- **SUPPLIED MATERIAL**:
--

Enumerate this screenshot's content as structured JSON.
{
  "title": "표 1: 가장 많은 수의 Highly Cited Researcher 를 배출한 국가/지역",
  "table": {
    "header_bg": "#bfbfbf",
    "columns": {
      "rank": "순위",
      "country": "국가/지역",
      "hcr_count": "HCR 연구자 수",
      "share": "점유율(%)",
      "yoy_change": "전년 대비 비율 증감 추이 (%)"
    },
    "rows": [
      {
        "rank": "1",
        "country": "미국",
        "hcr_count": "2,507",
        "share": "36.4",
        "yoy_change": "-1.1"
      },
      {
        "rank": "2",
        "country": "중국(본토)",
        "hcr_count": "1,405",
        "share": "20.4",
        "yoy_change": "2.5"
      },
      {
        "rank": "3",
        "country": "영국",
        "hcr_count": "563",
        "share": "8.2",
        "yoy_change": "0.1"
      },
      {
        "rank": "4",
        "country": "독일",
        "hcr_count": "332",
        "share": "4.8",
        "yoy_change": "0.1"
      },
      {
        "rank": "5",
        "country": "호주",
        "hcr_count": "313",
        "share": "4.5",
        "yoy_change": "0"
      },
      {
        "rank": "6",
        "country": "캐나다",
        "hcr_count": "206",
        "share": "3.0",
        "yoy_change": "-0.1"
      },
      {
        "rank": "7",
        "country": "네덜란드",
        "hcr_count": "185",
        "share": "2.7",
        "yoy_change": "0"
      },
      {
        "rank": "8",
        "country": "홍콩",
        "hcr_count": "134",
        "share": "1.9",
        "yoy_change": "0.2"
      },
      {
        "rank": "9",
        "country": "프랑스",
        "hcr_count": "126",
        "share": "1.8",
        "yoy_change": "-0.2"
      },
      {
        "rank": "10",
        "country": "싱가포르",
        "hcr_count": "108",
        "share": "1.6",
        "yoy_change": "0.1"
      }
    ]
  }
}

--

- **DIRECTIONS FOR THIS TASK**: Return each line with "country".

- **COMPLETED TASK**:
      "country": "국가/지역",
        "country": "미국",
        "country": "중국(본토)",
        "country": "영국",
        "country": "독일",
        "country": "호주",
        "country": "캐나다",
        "country": "네덜란드",
        "country": "홍콩",
        "country": "프랑스",
        "country": "싱가포르",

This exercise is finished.